Records supplied:
----------
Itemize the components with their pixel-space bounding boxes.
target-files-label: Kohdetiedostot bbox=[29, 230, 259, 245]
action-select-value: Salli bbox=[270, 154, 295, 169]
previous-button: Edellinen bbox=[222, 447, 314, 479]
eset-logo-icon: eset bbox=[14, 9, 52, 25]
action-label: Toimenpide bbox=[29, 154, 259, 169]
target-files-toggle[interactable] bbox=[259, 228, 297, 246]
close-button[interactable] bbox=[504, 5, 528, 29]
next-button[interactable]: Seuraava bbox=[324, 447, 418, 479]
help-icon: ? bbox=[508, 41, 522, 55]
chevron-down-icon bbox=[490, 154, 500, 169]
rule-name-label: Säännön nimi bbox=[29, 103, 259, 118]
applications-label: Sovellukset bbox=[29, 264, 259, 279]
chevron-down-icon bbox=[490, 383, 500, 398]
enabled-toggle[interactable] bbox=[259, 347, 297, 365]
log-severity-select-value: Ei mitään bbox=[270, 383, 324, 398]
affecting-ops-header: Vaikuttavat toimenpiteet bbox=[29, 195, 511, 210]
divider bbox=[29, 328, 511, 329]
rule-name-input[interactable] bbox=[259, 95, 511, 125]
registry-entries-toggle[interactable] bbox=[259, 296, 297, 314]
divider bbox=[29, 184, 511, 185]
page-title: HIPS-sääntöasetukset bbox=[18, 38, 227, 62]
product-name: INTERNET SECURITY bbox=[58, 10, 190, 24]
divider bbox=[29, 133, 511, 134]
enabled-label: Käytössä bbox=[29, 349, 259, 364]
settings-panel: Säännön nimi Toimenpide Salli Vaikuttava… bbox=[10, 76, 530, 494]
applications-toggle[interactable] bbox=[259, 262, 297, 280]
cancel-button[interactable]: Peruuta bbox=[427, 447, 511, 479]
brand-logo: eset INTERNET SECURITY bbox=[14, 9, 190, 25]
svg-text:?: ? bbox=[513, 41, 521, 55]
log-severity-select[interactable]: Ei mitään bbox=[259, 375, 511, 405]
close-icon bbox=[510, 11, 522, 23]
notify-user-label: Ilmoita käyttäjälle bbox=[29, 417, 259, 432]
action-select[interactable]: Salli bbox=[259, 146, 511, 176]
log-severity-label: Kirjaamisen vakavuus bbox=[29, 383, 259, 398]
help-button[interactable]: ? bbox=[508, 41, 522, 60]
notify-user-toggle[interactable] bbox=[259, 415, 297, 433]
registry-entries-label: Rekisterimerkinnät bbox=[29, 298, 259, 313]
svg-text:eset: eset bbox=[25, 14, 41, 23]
----------
Instruction: Copy the lines above again, swapping every "divider" for "separator" and keeping everything else the same.

Exercise answer:
Itemize the components with their pixel-space bounding boxes.
target-files-label: Kohdetiedostot bbox=[29, 230, 259, 245]
action-select-value: Salli bbox=[270, 154, 295, 169]
previous-button: Edellinen bbox=[222, 447, 314, 479]
eset-logo-icon: eset bbox=[14, 9, 52, 25]
action-label: Toimenpide bbox=[29, 154, 259, 169]
target-files-toggle[interactable] bbox=[259, 228, 297, 246]
close-button[interactable] bbox=[504, 5, 528, 29]
next-button[interactable]: Seuraava bbox=[324, 447, 418, 479]
help-icon: ? bbox=[508, 41, 522, 55]
chevron-down-icon bbox=[490, 154, 500, 169]
rule-name-label: Säännön nimi bbox=[29, 103, 259, 118]
applications-label: Sovellukset bbox=[29, 264, 259, 279]
chevron-down-icon bbox=[490, 383, 500, 398]
enabled-toggle[interactable] bbox=[259, 347, 297, 365]
log-severity-select-value: Ei mitään bbox=[270, 383, 324, 398]
affecting-ops-header: Vaikuttavat toimenpiteet bbox=[29, 195, 511, 210]
separator bbox=[29, 328, 511, 329]
rule-name-input[interactable] bbox=[259, 95, 511, 125]
registry-entries-toggle[interactable] bbox=[259, 296, 297, 314]
separator bbox=[29, 184, 511, 185]
page-title: HIPS-sääntöasetukset bbox=[18, 38, 227, 62]
product-name: INTERNET SECURITY bbox=[58, 10, 190, 24]
separator bbox=[29, 133, 511, 134]
enabled-label: Käytössä bbox=[29, 349, 259, 364]
settings-panel: Säännön nimi Toimenpide Salli Vaikuttava… bbox=[10, 76, 530, 494]
applications-toggle[interactable] bbox=[259, 262, 297, 280]
cancel-button[interactable]: Peruuta bbox=[427, 447, 511, 479]
brand-logo: eset INTERNET SECURITY bbox=[14, 9, 190, 25]
svg-text:?: ? bbox=[513, 41, 521, 55]
log-severity-select[interactable]: Ei mitään bbox=[259, 375, 511, 405]
close-icon bbox=[510, 11, 522, 23]
notify-user-label: Ilmoita käyttäjälle bbox=[29, 417, 259, 432]
action-select[interactable]: Salli bbox=[259, 146, 511, 176]
log-severity-label: Kirjaamisen vakavuus bbox=[29, 383, 259, 398]
help-button[interactable]: ? bbox=[508, 41, 522, 60]
notify-user-toggle[interactable] bbox=[259, 415, 297, 433]
registry-entries-label: Rekisterimerkinnät bbox=[29, 298, 259, 313]
svg-text:eset: eset bbox=[25, 14, 41, 23]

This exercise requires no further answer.